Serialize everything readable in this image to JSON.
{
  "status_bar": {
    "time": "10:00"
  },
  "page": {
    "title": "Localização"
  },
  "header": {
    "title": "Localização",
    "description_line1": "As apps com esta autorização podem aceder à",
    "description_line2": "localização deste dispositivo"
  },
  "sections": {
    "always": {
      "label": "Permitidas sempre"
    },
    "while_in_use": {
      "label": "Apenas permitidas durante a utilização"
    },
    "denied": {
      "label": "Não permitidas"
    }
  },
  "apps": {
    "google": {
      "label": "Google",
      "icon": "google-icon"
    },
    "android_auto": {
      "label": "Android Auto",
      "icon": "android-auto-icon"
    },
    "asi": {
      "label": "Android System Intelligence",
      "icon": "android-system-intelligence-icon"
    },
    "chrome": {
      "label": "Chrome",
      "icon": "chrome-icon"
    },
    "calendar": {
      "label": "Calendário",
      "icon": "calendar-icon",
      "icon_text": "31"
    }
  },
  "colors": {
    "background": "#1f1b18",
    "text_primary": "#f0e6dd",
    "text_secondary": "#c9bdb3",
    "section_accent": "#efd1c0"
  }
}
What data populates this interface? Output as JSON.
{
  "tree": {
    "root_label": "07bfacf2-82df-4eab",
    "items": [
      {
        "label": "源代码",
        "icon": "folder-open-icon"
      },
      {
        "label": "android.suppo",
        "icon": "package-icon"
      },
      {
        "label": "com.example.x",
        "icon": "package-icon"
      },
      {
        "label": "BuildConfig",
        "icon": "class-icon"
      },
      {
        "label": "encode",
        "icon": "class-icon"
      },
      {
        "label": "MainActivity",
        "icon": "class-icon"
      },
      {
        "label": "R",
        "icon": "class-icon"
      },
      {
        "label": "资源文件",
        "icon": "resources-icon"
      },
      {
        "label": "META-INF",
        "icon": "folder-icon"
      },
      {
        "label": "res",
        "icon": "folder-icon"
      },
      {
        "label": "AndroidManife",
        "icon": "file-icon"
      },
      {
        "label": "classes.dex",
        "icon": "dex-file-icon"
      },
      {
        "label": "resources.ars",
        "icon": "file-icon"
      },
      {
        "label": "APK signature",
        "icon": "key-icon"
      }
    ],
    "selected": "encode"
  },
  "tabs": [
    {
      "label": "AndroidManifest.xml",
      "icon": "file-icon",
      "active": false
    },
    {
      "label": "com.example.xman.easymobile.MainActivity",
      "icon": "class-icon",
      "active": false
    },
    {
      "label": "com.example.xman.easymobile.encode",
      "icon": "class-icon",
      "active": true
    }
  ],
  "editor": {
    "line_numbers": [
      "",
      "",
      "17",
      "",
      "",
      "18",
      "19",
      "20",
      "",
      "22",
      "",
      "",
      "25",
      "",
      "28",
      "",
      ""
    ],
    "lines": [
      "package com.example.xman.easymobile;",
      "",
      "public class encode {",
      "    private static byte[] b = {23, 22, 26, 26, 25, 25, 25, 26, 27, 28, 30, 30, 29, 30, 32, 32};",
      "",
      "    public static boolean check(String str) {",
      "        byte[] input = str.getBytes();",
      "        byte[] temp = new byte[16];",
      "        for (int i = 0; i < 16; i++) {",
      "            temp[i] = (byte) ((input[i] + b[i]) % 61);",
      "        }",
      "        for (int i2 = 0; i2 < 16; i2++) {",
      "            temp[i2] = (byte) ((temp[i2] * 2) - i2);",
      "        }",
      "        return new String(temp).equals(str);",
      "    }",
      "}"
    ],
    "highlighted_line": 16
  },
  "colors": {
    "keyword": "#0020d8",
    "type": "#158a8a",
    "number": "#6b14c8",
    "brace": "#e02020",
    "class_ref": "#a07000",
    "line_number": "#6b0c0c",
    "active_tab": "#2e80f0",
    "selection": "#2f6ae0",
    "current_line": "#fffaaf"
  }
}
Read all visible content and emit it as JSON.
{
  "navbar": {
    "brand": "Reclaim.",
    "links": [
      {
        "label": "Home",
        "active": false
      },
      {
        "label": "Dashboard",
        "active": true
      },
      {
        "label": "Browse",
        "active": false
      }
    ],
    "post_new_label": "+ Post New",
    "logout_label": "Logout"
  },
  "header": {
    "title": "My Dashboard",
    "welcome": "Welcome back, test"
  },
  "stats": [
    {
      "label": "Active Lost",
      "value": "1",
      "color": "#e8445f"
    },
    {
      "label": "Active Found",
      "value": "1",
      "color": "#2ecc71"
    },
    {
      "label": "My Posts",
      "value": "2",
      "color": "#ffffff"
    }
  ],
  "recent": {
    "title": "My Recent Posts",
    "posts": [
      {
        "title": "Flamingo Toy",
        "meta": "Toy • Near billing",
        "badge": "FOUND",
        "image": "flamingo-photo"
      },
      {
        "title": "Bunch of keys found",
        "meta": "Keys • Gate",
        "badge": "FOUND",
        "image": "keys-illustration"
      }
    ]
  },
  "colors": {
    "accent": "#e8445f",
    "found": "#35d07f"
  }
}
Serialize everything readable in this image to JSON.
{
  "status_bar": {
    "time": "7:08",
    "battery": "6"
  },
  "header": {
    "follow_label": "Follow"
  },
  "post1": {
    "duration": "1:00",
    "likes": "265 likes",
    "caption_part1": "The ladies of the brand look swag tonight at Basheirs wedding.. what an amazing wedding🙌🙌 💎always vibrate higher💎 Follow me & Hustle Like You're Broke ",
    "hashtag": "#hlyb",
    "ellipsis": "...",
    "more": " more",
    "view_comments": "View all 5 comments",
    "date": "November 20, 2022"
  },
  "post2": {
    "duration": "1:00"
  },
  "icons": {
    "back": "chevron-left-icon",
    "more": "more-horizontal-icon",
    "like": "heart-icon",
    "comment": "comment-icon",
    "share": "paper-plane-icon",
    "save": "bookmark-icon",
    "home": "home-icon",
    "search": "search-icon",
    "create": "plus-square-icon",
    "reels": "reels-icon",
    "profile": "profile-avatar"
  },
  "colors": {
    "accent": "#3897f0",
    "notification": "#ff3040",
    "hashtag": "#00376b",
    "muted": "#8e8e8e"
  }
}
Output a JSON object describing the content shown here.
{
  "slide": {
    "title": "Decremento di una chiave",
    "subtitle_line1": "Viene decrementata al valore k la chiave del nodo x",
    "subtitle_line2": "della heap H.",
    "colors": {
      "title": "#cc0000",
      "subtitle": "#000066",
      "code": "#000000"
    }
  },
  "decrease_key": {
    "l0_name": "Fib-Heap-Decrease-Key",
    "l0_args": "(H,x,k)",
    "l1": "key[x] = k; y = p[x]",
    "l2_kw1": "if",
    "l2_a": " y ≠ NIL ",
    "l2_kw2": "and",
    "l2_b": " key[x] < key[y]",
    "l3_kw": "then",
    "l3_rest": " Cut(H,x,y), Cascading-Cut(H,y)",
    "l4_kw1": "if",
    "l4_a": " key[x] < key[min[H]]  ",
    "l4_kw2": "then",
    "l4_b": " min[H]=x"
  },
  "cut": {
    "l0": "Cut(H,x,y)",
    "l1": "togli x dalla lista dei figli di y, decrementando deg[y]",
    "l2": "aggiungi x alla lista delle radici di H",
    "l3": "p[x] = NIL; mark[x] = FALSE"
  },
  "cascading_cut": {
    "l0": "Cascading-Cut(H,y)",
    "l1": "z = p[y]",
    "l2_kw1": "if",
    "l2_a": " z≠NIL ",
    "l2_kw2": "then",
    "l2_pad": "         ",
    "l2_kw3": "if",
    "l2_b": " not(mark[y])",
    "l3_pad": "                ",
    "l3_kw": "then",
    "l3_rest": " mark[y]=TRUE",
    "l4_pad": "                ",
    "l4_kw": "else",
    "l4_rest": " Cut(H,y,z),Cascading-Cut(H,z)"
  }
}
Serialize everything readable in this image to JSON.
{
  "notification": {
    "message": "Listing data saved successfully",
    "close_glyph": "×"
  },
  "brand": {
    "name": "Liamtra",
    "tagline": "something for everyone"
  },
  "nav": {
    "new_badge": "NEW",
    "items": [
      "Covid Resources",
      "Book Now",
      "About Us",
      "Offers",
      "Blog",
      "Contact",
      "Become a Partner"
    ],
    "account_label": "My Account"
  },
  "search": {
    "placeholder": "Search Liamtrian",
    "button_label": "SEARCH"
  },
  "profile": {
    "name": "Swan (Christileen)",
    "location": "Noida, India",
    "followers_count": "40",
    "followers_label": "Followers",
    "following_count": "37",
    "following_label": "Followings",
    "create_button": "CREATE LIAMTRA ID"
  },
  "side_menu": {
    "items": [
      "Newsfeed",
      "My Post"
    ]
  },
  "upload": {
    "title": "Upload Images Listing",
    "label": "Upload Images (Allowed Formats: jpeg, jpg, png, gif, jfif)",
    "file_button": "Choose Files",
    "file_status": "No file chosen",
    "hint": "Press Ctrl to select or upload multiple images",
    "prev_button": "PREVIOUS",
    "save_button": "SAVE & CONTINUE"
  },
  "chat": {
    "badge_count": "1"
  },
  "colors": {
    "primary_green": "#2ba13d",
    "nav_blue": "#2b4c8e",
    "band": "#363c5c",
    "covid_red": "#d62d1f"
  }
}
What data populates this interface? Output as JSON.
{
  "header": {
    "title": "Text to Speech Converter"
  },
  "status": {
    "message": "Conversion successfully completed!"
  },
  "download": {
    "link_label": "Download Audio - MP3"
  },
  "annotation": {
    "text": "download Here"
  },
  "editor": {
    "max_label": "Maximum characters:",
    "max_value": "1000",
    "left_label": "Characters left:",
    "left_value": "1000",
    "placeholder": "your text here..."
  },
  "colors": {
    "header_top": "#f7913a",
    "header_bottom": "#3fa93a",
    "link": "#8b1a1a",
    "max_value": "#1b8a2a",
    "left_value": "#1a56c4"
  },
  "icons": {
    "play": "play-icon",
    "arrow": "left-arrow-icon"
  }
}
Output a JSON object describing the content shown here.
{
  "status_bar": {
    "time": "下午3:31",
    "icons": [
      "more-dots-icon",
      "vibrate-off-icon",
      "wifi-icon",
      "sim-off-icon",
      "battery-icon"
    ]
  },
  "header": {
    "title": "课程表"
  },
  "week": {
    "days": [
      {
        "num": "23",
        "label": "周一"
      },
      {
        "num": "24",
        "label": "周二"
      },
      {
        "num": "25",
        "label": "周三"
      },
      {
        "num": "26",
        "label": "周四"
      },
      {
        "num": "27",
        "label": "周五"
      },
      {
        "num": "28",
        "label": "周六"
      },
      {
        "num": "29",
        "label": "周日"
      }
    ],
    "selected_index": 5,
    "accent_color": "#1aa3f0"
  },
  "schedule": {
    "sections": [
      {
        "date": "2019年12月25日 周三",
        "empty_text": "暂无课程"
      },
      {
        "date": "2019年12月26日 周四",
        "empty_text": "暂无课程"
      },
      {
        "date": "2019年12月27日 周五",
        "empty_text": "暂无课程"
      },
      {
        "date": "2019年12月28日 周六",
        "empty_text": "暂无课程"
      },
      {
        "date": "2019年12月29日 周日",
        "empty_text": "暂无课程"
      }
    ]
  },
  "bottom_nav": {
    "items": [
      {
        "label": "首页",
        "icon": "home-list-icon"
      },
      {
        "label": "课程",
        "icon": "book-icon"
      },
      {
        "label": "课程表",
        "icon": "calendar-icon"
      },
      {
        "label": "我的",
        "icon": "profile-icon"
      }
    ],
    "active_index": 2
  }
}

▸ Exercise: Every line containing the string "lista" must be listed.

▸ Solution to this problem:
    "l1": "togli x dalla lista dei figli di y, decrementando deg[y]",
    "l2": "aggiungi x alla lista delle radici di H",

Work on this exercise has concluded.